**What the exercise asks**
Return every line below as is, leaving out the pictures.

— Begin —

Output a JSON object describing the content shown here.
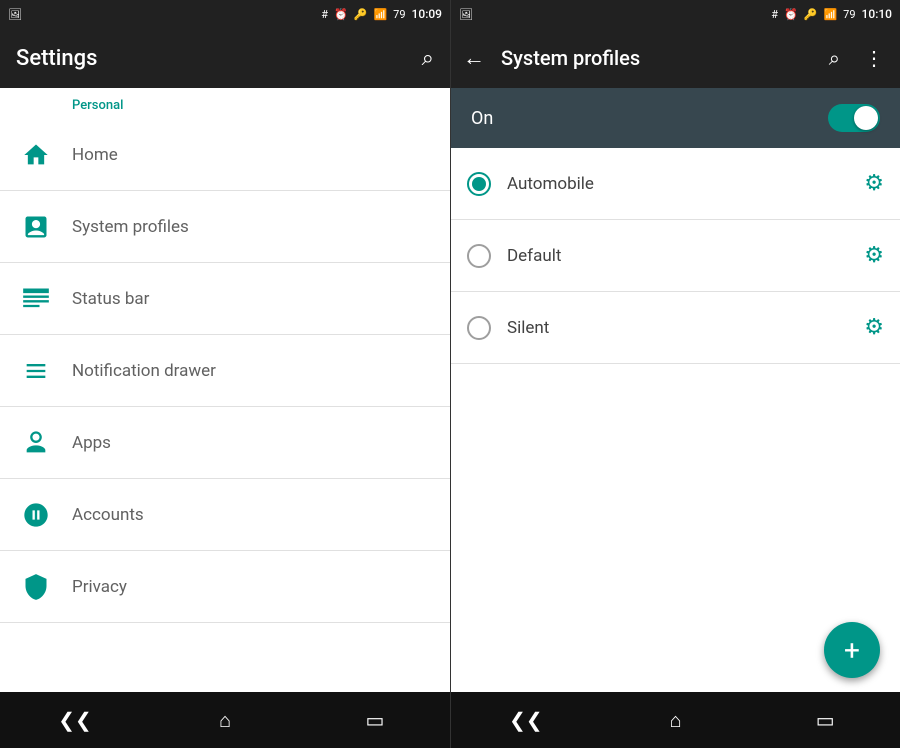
{
  "left": {
    "status_bar": {
      "time": "10:09"
    },
    "app_bar": {
      "title": "Settings",
      "search_label": "search"
    },
    "section_label": "Personal",
    "menu_items": [
      {
        "id": "home",
        "label": "Home",
        "icon": "home"
      },
      {
        "id": "system_profiles",
        "label": "System profiles",
        "icon": "profiles"
      },
      {
        "id": "status_bar",
        "label": "Status bar",
        "icon": "status_bar"
      },
      {
        "id": "notification_drawer",
        "label": "Notification drawer",
        "icon": "notification"
      },
      {
        "id": "apps",
        "label": "Apps",
        "icon": "apps"
      },
      {
        "id": "accounts",
        "label": "Accounts",
        "icon": "accounts"
      },
      {
        "id": "privacy",
        "label": "Privacy",
        "icon": "privacy"
      }
    ],
    "nav": {
      "back": "‹‹",
      "home": "⌂",
      "recents": "▭"
    }
  },
  "right": {
    "status_bar": {
      "time": "10:10"
    },
    "app_bar": {
      "title": "System profiles",
      "back_label": "back",
      "search_label": "search",
      "more_label": "more options"
    },
    "toggle": {
      "label": "On",
      "state": true
    },
    "profiles": [
      {
        "id": "automobile",
        "label": "Automobile",
        "selected": true
      },
      {
        "id": "default",
        "label": "Default",
        "selected": false
      },
      {
        "id": "silent",
        "label": "Silent",
        "selected": false
      }
    ],
    "fab_label": "+",
    "nav": {
      "back": "‹‹",
      "home": "⌂",
      "recents": "▭"
    }
  }
}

— End —

**Answer below**
Output a JSON object describing the content shown here.
{
  "left": {
    "status_bar": {
      "time": "10:09"
    },
    "app_bar": {
      "title": "Settings",
      "search_label": "search"
    },
    "section_label": "Personal",
    "menu_items": [
      {
        "id": "home",
        "label": "Home",
        "icon": "home"
      },
      {
        "id": "system_profiles",
        "label": "System profiles",
        "icon": "profiles"
      },
      {
        "id": "status_bar",
        "label": "Status bar",
        "icon": "status_bar"
      },
      {
        "id": "notification_drawer",
        "label": "Notification drawer",
        "icon": "notification"
      },
      {
        "id": "apps",
        "label": "Apps",
        "icon": "apps"
      },
      {
        "id": "accounts",
        "label": "Accounts",
        "icon": "accounts"
      },
      {
        "id": "privacy",
        "label": "Privacy",
        "icon": "privacy"
      }
    ],
    "nav": {
      "back": "‹‹",
      "home": "⌂",
      "recents": "▭"
    }
  },
  "right": {
    "status_bar": {
      "time": "10:10"
    },
    "app_bar": {
      "title": "System profiles",
      "back_label": "back",
      "search_label": "search",
      "more_label": "more options"
    },
    "toggle": {
      "label": "On",
      "state": true
    },
    "profiles": [
      {
        "id": "automobile",
        "label": "Automobile",
        "selected": true
      },
      {
        "id": "default",
        "label": "Default",
        "selected": false
      },
      {
        "id": "silent",
        "label": "Silent",
        "selected": false
      }
    ],
    "fab_label": "+",
    "nav": {
      "back": "‹‹",
      "home": "⌂",
      "recents": "▭"
    }
  }
}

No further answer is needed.